Records that describe figures

........

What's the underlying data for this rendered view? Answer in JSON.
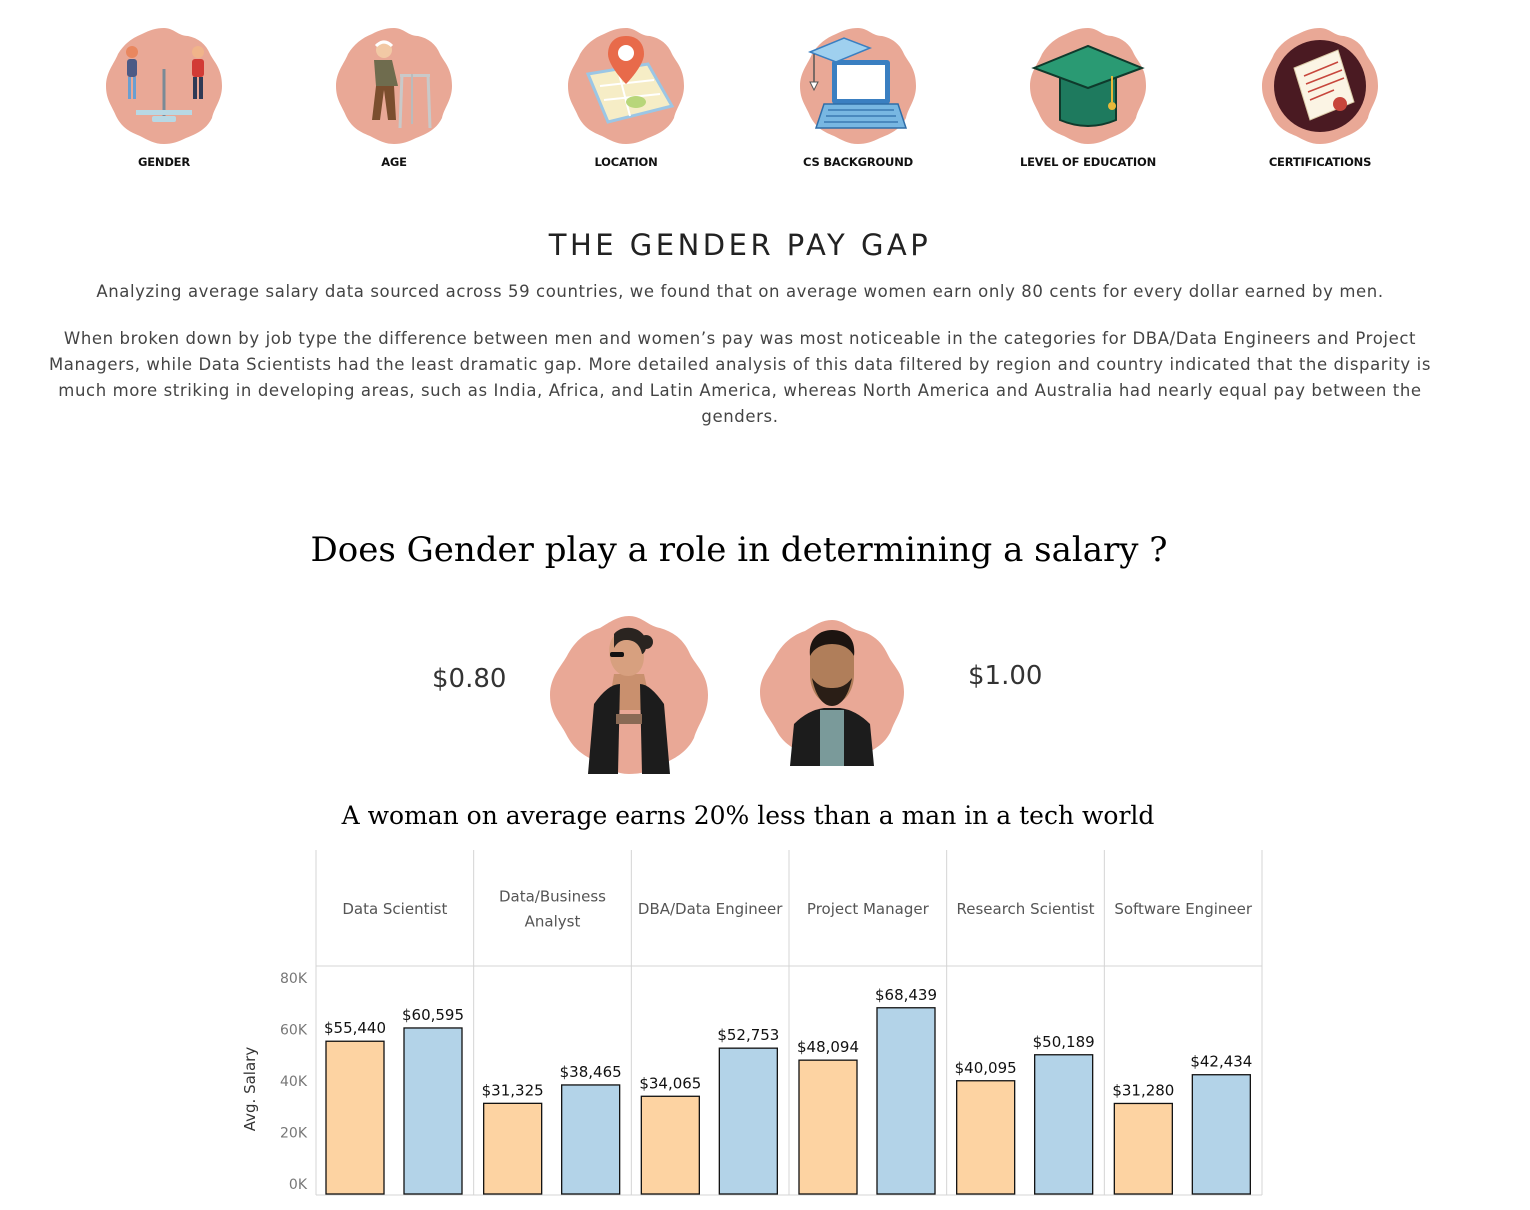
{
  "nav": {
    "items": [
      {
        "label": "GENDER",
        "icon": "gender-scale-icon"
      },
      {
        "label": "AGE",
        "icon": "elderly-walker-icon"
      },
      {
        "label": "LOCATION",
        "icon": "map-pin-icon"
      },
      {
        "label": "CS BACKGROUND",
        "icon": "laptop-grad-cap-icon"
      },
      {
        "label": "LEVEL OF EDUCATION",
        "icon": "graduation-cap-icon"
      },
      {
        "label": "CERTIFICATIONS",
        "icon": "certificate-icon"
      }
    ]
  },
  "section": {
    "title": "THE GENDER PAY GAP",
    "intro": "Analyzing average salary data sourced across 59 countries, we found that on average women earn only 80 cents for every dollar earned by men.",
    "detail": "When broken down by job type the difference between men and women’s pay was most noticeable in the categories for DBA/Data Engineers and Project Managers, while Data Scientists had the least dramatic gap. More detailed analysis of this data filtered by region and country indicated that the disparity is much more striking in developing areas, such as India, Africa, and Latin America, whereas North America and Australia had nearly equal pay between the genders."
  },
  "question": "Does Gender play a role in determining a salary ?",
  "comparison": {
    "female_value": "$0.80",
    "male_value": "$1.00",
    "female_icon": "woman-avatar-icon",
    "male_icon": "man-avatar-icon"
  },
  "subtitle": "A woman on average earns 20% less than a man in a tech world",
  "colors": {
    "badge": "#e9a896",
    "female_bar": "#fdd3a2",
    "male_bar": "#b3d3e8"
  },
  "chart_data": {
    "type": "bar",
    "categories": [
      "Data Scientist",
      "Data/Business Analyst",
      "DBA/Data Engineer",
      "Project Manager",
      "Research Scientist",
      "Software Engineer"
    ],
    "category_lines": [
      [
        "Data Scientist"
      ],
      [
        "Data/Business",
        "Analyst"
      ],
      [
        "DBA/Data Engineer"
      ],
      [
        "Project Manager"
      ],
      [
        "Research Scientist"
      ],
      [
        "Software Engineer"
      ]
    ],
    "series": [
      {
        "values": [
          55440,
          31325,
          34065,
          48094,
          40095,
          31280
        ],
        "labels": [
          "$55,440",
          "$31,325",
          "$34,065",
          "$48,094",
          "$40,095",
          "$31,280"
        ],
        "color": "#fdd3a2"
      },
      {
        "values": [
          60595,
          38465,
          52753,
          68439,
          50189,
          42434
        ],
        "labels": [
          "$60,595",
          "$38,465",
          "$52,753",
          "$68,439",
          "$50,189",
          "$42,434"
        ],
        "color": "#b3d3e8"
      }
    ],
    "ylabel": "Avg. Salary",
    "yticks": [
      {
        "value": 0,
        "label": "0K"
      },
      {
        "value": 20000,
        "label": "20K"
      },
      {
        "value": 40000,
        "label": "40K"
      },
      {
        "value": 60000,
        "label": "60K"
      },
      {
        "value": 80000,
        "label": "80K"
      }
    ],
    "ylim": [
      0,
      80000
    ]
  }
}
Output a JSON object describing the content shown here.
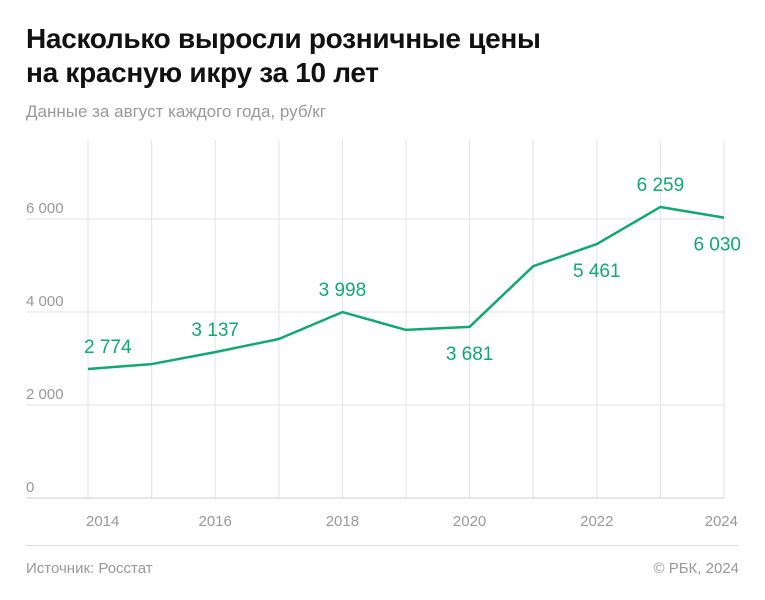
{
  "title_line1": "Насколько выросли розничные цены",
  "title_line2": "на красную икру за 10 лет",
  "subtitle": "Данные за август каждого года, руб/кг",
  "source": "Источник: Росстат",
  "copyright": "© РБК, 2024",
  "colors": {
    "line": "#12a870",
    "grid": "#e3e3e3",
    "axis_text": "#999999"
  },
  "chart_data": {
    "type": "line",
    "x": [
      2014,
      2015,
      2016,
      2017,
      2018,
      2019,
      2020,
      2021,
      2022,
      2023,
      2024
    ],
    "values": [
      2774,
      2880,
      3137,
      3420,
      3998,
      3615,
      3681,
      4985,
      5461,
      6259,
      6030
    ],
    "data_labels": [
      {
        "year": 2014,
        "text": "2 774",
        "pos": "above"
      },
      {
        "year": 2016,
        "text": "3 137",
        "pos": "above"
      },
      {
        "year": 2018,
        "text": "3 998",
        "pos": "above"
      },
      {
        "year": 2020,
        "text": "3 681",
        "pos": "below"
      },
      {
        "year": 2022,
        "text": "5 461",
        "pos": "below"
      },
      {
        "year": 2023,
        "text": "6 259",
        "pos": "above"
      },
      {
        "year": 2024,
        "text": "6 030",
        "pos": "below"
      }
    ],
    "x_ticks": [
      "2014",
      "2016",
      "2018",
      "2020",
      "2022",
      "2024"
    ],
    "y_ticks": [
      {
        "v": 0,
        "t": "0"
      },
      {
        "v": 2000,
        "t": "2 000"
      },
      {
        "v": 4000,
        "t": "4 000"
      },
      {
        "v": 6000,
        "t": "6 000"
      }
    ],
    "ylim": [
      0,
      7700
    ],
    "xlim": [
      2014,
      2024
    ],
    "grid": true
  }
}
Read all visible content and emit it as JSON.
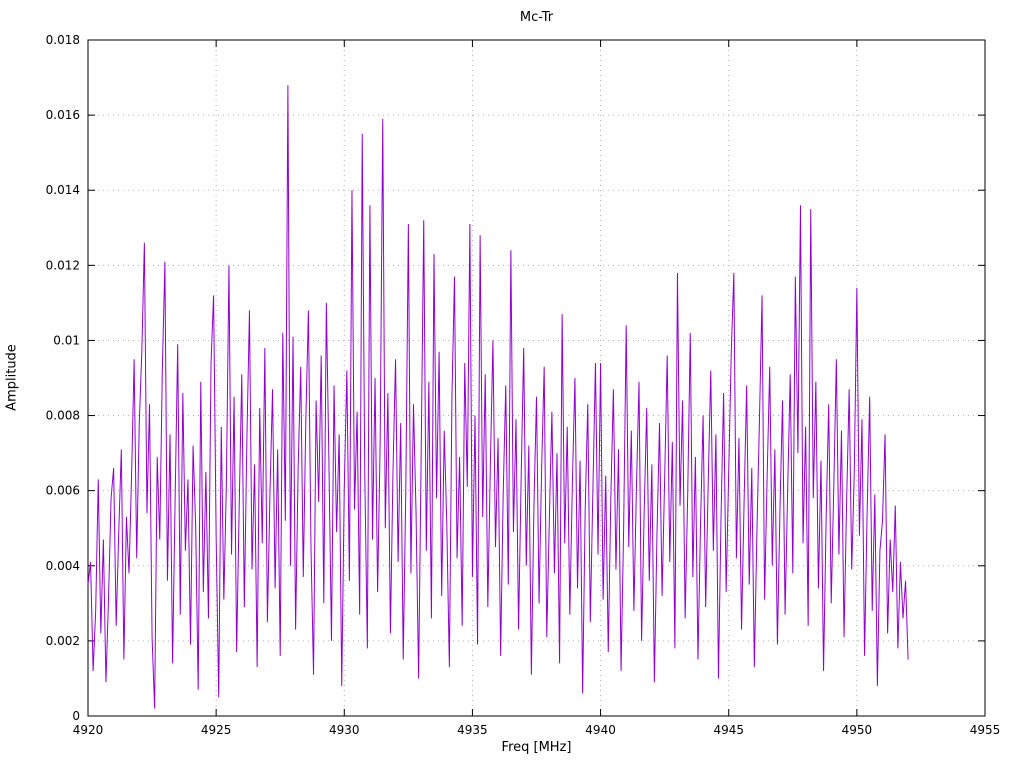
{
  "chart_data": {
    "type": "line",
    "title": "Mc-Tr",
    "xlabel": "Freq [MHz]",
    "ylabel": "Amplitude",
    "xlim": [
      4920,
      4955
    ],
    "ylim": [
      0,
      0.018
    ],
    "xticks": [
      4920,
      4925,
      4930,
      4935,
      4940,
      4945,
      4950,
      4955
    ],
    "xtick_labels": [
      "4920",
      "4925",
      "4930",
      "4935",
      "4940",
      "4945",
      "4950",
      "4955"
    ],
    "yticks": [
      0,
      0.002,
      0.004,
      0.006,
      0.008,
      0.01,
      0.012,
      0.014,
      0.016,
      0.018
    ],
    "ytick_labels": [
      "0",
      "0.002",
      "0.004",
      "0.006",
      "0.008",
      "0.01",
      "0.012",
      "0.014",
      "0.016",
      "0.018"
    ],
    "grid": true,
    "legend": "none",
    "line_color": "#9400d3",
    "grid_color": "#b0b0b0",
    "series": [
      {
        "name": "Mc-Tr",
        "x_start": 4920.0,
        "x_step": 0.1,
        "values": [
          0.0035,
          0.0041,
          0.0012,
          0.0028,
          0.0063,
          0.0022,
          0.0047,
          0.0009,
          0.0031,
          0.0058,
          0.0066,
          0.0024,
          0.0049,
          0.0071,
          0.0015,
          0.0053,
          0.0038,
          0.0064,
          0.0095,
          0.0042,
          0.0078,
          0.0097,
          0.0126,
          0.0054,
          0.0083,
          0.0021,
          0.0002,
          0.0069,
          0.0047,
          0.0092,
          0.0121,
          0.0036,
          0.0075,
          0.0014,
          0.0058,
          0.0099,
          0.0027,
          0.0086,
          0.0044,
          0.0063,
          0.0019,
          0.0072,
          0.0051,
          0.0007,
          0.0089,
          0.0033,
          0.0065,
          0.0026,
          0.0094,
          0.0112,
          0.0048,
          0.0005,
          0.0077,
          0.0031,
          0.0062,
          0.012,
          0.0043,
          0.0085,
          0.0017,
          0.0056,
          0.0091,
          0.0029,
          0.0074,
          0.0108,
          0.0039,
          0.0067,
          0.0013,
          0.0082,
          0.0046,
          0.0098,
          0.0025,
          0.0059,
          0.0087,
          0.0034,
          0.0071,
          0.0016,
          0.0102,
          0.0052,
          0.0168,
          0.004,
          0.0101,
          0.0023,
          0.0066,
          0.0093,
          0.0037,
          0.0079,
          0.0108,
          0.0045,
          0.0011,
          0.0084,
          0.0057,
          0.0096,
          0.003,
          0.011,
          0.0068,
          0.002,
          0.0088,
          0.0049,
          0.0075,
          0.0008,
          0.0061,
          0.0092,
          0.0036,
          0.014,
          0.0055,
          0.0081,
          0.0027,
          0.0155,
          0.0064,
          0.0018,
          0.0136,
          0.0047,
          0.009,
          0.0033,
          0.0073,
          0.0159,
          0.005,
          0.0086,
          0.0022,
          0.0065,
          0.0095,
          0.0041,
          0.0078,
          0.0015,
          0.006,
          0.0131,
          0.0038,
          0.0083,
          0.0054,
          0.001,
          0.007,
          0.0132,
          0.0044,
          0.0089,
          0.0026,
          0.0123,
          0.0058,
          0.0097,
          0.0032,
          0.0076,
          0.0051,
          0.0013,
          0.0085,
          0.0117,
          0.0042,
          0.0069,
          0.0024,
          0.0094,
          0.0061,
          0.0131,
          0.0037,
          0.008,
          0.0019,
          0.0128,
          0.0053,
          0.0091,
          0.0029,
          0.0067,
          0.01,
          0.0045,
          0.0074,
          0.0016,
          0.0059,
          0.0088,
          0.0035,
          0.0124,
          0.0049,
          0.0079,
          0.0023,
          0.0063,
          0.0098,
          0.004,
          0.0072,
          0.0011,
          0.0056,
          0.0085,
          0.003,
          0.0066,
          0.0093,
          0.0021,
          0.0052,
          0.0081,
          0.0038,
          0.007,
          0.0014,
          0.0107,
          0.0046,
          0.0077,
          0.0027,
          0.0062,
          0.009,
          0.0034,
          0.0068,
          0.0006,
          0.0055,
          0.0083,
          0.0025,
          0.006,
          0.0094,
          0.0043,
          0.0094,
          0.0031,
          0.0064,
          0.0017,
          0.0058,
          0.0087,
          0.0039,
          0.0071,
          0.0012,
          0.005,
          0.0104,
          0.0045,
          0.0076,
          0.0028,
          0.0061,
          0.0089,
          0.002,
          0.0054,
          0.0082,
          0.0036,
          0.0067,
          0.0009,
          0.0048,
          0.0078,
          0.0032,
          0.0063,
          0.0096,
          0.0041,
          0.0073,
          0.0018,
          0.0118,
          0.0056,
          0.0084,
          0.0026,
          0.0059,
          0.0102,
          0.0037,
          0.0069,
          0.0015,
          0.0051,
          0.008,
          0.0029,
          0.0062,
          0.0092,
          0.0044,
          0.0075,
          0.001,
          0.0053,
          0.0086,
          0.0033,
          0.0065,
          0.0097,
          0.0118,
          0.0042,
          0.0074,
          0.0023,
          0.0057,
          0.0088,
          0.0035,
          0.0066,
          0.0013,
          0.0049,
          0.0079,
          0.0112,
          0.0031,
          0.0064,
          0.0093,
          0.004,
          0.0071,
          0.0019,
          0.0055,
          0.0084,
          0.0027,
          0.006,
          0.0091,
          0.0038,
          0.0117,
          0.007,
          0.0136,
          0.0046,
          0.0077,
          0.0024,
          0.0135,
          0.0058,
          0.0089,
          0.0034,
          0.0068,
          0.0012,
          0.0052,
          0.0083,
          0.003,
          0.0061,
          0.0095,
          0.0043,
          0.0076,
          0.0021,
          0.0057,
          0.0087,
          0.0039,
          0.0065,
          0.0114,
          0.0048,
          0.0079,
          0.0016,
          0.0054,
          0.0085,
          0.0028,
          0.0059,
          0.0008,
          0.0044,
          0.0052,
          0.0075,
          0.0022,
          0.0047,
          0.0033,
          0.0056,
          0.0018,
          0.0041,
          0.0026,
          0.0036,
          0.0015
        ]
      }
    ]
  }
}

........

▶ _The task_
Using the entries above, return each line that includes the word "Research".

▶ _Result for this task_
      "Research Scientist",
        "Research Scientist"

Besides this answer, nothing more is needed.